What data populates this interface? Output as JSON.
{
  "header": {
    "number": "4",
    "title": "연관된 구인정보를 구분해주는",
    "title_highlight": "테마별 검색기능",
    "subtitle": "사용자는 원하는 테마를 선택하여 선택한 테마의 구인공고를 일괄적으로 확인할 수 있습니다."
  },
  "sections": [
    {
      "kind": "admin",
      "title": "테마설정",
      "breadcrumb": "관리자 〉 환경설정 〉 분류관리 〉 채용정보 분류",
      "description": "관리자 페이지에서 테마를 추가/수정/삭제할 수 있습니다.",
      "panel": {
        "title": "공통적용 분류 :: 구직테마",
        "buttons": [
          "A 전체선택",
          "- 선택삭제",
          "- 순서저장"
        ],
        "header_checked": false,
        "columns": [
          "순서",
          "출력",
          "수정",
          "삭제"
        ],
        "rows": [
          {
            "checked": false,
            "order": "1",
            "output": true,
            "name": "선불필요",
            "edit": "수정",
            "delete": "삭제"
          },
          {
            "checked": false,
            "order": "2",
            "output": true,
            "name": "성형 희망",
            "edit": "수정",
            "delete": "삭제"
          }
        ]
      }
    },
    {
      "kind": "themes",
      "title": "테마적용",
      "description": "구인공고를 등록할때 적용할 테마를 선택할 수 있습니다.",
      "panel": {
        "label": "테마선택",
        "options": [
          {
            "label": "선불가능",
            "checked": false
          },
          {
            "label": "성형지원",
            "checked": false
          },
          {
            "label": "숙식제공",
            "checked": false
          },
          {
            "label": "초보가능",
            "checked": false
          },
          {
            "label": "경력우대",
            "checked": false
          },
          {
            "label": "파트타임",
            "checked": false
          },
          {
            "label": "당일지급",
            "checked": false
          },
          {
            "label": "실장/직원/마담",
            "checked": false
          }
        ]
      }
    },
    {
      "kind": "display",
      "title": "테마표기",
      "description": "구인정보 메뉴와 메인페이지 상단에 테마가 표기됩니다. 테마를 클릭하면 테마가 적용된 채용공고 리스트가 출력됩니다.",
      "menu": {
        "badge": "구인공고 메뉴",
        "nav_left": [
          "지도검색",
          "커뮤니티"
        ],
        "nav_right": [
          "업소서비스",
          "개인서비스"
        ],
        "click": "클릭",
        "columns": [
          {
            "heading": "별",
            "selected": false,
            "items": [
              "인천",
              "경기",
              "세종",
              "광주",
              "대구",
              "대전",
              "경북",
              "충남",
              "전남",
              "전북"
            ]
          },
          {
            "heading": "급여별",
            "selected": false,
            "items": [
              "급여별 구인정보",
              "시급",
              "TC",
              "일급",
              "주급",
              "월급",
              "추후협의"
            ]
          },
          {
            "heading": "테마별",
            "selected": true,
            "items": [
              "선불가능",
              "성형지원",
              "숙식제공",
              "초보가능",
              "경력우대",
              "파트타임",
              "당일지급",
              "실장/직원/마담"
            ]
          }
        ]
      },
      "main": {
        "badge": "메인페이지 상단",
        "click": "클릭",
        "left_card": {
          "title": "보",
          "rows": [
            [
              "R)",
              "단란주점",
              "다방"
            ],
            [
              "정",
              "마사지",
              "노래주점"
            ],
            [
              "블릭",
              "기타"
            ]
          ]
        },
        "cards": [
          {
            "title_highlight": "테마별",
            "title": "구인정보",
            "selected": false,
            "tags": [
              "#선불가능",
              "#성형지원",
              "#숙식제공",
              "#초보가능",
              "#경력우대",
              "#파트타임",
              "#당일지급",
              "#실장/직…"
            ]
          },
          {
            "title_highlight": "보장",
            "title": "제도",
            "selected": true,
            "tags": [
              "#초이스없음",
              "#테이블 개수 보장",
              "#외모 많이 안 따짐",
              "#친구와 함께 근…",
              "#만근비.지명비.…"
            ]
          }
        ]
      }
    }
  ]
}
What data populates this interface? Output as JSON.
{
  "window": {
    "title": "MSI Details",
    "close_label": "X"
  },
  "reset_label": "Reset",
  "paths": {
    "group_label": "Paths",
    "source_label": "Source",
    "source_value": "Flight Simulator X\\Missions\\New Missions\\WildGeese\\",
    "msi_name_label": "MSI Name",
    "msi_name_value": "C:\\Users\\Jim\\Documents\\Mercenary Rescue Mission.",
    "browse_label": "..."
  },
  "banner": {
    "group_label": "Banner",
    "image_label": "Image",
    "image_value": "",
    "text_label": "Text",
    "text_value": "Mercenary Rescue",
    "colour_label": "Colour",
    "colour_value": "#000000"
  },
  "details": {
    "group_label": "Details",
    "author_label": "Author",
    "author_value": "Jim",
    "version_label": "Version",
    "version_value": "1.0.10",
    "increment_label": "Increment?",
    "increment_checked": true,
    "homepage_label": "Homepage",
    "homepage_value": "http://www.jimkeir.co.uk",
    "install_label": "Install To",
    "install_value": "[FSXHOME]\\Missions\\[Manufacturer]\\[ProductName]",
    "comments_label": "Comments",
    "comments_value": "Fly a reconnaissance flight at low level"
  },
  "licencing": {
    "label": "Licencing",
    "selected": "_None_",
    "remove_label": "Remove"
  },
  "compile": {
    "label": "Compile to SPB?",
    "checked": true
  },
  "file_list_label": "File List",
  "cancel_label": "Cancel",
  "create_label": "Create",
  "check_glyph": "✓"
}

> _WRITTEN INSTRUCTION_: Without leaving anything out, give the entries again exactly.

> _FULL SOLUTION_:
What data populates this interface? Output as JSON.
{
  "header": {
    "number": "4",
    "title": "연관된 구인정보를 구분해주는",
    "title_highlight": "테마별 검색기능",
    "subtitle": "사용자는 원하는 테마를 선택하여 선택한 테마의 구인공고를 일괄적으로 확인할 수 있습니다."
  },
  "sections": [
    {
      "kind": "admin",
      "title": "테마설정",
      "breadcrumb": "관리자 〉 환경설정 〉 분류관리 〉 채용정보 분류",
      "description": "관리자 페이지에서 테마를 추가/수정/삭제할 수 있습니다.",
      "panel": {
        "title": "공통적용 분류 :: 구직테마",
        "buttons": [
          "A 전체선택",
          "- 선택삭제",
          "- 순서저장"
        ],
        "header_checked": false,
        "columns": [
          "순서",
          "출력",
          "수정",
          "삭제"
        ],
        "rows": [
          {
            "checked": false,
            "order": "1",
            "output": true,
            "name": "선불필요",
            "edit": "수정",
            "delete": "삭제"
          },
          {
            "checked": false,
            "order": "2",
            "output": true,
            "name": "성형 희망",
            "edit": "수정",
            "delete": "삭제"
          }
        ]
      }
    },
    {
      "kind": "themes",
      "title": "테마적용",
      "description": "구인공고를 등록할때 적용할 테마를 선택할 수 있습니다.",
      "panel": {
        "label": "테마선택",
        "options": [
          {
            "label": "선불가능",
            "checked": false
          },
          {
            "label": "성형지원",
            "checked": false
          },
          {
            "label": "숙식제공",
            "checked": false
          },
          {
            "label": "초보가능",
            "checked": false
          },
          {
            "label": "경력우대",
            "checked": false
          },
          {
            "label": "파트타임",
            "checked": false
          },
          {
            "label": "당일지급",
            "checked": false
          },
          {
            "label": "실장/직원/마담",
            "checked": false
          }
        ]
      }
    },
    {
      "kind": "display",
      "title": "테마표기",
      "description": "구인정보 메뉴와 메인페이지 상단에 테마가 표기됩니다. 테마를 클릭하면 테마가 적용된 채용공고 리스트가 출력됩니다.",
      "menu": {
        "badge": "구인공고 메뉴",
        "nav_left": [
          "지도검색",
          "커뮤니티"
        ],
        "nav_right": [
          "업소서비스",
          "개인서비스"
        ],
        "click": "클릭",
        "columns": [
          {
            "heading": "별",
            "selected": false,
            "items": [
              "인천",
              "경기",
              "세종",
              "광주",
              "대구",
              "대전",
              "경북",
              "충남",
              "전남",
              "전북"
            ]
          },
          {
            "heading": "급여별",
            "selected": false,
            "items": [
              "급여별 구인정보",
              "시급",
              "TC",
              "일급",
              "주급",
              "월급",
              "추후협의"
            ]
          },
          {
            "heading": "테마별",
            "selected": true,
            "items": [
              "선불가능",
              "성형지원",
              "숙식제공",
              "초보가능",
              "경력우대",
              "파트타임",
              "당일지급",
              "실장/직원/마담"
            ]
          }
        ]
      },
      "main": {
        "badge": "메인페이지 상단",
        "click": "클릭",
        "left_card": {
          "title": "보",
          "rows": [
            [
              "R)",
              "단란주점",
              "다방"
            ],
            [
              "정",
              "마사지",
              "노래주점"
            ],
            [
              "블릭",
              "기타"
            ]
          ]
        },
        "cards": [
          {
            "title_highlight": "테마별",
            "title": "구인정보",
            "selected": false,
            "tags": [
              "#선불가능",
              "#성형지원",
              "#숙식제공",
              "#초보가능",
              "#경력우대",
              "#파트타임",
              "#당일지급",
              "#실장/직…"
            ]
          },
          {
            "title_highlight": "보장",
            "title": "제도",
            "selected": true,
            "tags": [
              "#초이스없음",
              "#테이블 개수 보장",
              "#외모 많이 안 따짐",
              "#친구와 함께 근…",
              "#만근비.지명비.…"
            ]
          }
        ]
      }
    }
  ]
}
What data populates this interface? Output as JSON.
{
  "window": {
    "title": "MSI Details",
    "close_label": "X"
  },
  "reset_label": "Reset",
  "paths": {
    "group_label": "Paths",
    "source_label": "Source",
    "source_value": "Flight Simulator X\\Missions\\New Missions\\WildGeese\\",
    "msi_name_label": "MSI Name",
    "msi_name_value": "C:\\Users\\Jim\\Documents\\Mercenary Rescue Mission.",
    "browse_label": "..."
  },
  "banner": {
    "group_label": "Banner",
    "image_label": "Image",
    "image_value": "",
    "text_label": "Text",
    "text_value": "Mercenary Rescue",
    "colour_label": "Colour",
    "colour_value": "#000000"
  },
  "details": {
    "group_label": "Details",
    "author_label": "Author",
    "author_value": "Jim",
    "version_label": "Version",
    "version_value": "1.0.10",
    "increment_label": "Increment?",
    "increment_checked": true,
    "homepage_label": "Homepage",
    "homepage_value": "http://www.jimkeir.co.uk",
    "install_label": "Install To",
    "install_value": "[FSXHOME]\\Missions\\[Manufacturer]\\[ProductName]",
    "comments_label": "Comments",
    "comments_value": "Fly a reconnaissance flight at low level"
  },
  "licencing": {
    "label": "Licencing",
    "selected": "_None_",
    "remove_label": "Remove"
  },
  "compile": {
    "label": "Compile to SPB?",
    "checked": true
  },
  "file_list_label": "File List",
  "cancel_label": "Cancel",
  "create_label": "Create",
  "check_glyph": "✓"
}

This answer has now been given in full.